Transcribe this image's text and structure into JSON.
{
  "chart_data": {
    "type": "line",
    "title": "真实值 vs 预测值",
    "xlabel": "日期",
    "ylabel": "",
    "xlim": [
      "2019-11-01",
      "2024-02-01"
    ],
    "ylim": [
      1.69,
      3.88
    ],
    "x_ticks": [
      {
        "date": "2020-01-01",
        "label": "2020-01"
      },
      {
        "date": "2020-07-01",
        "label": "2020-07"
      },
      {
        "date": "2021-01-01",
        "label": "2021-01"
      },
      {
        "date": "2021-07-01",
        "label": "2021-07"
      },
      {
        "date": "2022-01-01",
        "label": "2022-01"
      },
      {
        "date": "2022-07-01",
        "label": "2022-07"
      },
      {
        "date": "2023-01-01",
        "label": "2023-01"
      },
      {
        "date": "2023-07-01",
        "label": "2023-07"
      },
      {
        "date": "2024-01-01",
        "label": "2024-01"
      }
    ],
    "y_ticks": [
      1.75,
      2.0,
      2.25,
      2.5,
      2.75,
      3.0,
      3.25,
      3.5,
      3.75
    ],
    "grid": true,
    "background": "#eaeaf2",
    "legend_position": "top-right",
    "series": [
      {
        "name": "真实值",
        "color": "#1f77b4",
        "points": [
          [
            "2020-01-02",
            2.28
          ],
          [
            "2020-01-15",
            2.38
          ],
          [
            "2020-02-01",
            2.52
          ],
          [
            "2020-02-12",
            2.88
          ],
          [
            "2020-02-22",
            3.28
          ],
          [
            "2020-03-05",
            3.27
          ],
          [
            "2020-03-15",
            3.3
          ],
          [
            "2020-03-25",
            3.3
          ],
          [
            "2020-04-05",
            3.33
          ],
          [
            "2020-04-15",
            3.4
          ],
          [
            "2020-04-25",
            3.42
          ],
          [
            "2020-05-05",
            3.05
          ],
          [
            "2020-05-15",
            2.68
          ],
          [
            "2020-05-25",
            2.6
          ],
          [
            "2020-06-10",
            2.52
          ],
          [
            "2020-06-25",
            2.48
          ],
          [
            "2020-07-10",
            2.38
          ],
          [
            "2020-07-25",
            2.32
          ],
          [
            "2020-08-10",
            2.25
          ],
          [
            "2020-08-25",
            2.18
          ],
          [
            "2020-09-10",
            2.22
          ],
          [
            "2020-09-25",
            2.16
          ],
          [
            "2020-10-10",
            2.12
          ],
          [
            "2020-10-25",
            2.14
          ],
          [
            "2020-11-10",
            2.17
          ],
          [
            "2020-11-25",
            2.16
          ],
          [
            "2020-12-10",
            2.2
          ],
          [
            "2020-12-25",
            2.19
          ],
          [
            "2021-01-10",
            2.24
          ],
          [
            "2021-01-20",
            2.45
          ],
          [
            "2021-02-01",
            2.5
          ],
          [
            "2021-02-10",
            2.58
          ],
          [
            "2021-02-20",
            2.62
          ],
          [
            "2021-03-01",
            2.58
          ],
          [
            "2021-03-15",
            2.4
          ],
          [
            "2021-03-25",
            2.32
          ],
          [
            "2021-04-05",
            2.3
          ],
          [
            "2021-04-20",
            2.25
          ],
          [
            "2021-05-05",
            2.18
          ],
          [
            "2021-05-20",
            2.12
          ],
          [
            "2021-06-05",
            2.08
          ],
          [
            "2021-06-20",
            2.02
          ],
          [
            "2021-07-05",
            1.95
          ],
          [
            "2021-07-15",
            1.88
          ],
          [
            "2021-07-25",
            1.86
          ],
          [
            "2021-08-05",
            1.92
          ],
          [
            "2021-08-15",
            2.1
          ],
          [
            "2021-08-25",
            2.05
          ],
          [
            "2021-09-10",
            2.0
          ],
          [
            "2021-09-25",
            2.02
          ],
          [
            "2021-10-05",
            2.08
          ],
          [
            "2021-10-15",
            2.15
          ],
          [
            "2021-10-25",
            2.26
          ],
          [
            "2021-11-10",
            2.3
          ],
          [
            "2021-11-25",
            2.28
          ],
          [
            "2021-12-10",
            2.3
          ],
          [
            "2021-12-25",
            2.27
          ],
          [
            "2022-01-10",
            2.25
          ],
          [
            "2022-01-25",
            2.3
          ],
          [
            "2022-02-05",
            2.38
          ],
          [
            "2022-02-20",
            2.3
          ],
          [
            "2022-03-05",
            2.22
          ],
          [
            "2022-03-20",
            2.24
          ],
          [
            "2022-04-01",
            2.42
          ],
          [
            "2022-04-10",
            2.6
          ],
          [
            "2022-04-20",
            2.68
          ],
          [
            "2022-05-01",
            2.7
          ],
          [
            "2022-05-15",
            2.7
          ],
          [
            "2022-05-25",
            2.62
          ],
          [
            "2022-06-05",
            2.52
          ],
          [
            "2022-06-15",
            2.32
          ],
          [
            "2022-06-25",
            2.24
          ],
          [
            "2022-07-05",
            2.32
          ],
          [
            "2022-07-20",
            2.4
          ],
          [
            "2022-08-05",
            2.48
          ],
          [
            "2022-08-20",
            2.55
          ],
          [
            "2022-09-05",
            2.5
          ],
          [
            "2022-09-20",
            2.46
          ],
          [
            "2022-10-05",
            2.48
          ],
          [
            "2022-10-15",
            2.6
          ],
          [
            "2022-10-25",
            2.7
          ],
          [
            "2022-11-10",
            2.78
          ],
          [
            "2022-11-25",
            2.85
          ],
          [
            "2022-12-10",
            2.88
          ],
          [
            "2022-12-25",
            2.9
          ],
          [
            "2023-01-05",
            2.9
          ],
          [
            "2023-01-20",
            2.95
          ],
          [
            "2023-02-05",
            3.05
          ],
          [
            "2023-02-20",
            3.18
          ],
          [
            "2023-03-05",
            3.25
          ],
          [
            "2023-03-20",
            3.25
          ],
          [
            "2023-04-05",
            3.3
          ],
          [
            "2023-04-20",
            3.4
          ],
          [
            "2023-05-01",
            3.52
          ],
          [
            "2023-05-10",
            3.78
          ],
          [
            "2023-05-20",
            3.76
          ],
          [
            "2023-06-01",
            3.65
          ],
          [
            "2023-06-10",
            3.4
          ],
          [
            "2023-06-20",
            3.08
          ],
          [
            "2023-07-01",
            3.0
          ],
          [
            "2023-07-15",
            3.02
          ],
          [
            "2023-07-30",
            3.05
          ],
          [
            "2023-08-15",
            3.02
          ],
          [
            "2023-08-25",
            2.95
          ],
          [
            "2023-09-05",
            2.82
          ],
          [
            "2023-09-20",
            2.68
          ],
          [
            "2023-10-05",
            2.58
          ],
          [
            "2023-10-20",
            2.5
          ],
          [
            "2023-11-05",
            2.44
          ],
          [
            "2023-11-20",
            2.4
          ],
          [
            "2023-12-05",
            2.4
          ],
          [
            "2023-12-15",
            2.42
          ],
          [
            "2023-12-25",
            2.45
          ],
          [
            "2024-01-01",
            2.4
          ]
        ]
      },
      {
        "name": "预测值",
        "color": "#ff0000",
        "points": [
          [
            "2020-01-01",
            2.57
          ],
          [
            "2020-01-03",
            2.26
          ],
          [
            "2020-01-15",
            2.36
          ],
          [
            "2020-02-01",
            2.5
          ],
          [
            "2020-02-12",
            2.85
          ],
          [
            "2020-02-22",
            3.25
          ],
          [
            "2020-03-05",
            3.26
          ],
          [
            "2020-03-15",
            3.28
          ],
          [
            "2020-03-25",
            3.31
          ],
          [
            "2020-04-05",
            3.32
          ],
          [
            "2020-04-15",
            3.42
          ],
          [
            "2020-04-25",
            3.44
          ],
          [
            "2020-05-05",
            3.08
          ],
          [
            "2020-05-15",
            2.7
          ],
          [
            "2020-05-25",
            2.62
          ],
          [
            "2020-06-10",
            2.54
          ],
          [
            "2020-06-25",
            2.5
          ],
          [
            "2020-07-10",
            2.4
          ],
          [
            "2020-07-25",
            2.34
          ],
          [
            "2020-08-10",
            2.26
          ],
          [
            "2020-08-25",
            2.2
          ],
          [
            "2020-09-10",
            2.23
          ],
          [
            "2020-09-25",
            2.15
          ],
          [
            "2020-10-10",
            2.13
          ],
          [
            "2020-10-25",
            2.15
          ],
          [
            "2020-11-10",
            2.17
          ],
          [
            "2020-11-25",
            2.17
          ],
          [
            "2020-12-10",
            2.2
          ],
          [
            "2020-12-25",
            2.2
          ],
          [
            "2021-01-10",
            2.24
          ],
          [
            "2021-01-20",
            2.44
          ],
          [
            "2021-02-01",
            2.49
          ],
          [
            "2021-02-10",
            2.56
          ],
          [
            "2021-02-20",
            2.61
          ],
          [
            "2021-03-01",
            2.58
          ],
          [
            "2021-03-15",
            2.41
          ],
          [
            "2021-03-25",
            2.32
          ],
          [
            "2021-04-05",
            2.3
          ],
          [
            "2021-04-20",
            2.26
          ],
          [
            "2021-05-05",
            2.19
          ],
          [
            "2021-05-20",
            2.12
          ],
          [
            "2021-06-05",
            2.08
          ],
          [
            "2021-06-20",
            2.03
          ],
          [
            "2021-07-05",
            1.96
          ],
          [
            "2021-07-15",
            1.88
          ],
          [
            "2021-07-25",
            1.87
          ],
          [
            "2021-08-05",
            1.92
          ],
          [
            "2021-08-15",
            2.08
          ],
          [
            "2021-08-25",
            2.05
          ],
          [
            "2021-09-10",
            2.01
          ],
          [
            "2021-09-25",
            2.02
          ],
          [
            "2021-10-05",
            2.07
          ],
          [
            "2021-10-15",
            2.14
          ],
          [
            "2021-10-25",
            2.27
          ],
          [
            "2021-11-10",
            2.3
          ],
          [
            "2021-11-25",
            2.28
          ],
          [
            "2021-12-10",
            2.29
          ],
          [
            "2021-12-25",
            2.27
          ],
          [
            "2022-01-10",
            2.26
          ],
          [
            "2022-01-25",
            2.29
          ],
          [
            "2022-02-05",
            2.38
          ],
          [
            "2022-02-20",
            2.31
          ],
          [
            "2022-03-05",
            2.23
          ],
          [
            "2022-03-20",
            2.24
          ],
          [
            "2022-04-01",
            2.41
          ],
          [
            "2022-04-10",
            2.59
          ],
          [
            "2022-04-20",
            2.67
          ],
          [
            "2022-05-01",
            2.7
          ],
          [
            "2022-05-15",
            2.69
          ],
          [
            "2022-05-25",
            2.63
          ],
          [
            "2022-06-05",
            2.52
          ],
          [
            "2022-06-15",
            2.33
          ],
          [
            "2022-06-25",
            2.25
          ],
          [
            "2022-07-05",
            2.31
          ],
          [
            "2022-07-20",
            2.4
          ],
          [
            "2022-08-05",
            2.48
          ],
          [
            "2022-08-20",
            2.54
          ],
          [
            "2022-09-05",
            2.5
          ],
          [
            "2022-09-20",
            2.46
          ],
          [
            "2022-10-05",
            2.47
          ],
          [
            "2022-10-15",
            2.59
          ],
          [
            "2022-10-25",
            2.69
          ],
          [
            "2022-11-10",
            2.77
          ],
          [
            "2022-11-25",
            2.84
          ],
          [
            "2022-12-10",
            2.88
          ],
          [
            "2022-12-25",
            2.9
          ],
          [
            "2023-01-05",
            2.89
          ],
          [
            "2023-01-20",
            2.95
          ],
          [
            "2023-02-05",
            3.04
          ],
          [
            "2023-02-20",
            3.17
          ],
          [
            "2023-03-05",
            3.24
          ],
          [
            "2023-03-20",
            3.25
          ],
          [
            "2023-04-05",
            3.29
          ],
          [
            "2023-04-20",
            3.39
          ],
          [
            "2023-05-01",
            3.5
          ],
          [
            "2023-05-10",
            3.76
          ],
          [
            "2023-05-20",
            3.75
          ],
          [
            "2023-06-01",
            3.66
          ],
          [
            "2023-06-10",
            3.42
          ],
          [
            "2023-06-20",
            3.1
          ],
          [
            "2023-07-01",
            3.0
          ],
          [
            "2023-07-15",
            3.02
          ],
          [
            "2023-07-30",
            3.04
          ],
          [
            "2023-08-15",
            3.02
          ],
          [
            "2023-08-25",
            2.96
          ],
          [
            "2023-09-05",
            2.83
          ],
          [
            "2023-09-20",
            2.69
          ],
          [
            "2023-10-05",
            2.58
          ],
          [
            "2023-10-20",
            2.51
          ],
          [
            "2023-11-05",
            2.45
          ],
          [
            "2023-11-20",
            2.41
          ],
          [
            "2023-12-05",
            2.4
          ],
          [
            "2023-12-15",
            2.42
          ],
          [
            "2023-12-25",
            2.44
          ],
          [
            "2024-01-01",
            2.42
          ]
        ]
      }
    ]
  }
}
+ + + + +
*WRITTEN INSTRUCTION*:
Check each line of the records above for "date", and copy those that have it.

*RESPONSE*:
        "date": "2020-01-01",
        "date": "2020-07-01",
        "date": "2021-01-01",
        "date": "2021-07-01",
        "date": "2022-01-01",
        "date": "2022-07-01",
        "date": "2023-01-01",
        "date": "2023-07-01",
        "date": "2024-01-01",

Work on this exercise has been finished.